Given entries:
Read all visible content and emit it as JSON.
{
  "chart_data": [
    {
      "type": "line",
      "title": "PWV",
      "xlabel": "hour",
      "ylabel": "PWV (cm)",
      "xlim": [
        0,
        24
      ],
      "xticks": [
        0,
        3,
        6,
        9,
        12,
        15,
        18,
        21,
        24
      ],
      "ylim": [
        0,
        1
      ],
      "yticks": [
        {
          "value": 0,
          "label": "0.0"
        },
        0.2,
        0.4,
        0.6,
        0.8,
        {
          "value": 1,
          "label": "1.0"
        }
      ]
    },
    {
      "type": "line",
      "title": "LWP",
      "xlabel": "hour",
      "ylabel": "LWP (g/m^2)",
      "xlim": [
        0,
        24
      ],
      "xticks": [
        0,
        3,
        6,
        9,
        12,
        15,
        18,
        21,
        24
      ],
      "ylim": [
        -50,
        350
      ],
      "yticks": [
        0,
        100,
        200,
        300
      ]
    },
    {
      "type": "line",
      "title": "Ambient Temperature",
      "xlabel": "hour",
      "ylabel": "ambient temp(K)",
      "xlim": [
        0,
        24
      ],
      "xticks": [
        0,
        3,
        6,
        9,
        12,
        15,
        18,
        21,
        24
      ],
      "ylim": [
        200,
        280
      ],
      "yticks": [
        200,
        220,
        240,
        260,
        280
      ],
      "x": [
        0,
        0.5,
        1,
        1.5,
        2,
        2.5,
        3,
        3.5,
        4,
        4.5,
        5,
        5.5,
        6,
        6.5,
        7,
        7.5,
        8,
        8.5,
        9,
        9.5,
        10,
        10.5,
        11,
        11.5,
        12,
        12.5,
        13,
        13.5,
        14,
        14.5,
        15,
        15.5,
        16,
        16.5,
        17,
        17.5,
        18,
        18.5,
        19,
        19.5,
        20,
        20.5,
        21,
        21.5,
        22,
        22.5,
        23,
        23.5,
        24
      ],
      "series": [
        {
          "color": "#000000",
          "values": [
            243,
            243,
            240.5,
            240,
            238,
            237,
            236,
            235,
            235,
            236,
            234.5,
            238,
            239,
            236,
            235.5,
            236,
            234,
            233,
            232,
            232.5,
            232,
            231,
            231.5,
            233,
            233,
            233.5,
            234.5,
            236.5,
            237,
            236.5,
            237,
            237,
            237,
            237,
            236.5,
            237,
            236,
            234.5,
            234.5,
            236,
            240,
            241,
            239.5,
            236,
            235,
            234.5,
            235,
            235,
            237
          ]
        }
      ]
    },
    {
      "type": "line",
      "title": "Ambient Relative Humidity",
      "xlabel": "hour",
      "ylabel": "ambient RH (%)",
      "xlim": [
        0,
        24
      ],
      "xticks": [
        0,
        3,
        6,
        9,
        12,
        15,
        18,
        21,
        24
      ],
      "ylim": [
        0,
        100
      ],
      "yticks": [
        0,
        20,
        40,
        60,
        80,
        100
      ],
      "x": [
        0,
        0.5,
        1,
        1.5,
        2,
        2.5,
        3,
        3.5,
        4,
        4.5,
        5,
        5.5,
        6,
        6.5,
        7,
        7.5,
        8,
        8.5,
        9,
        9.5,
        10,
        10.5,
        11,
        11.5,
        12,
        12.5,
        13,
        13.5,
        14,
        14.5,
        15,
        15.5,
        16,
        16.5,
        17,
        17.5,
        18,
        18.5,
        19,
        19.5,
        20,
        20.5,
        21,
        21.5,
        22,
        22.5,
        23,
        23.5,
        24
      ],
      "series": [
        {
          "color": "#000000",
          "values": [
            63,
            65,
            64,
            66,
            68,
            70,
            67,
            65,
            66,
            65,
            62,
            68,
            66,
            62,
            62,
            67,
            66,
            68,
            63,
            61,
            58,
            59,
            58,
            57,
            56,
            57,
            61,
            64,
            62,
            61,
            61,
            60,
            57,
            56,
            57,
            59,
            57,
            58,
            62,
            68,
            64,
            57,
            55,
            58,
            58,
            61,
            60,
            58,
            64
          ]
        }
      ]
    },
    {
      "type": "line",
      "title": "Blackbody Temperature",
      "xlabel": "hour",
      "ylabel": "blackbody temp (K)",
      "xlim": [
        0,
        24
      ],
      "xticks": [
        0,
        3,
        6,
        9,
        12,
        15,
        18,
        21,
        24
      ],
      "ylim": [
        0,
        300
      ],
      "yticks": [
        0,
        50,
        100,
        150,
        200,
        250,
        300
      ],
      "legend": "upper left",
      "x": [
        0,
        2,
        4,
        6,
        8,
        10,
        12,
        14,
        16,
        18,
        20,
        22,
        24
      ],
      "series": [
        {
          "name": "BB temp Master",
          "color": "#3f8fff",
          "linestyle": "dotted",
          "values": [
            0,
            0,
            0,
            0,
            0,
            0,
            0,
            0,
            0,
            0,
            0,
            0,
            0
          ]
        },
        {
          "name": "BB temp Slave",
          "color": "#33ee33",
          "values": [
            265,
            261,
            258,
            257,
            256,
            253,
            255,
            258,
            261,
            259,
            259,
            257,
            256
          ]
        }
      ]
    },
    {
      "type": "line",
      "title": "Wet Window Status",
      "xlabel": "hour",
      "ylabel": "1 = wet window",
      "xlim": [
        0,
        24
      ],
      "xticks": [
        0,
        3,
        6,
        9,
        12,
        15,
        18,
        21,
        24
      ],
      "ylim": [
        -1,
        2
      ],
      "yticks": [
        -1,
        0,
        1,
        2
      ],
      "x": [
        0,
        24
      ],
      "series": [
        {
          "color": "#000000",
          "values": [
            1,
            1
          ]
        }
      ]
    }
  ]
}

What is asked: State the count of lines holding the string "name" in the listing above, and nothing else.

The output: 2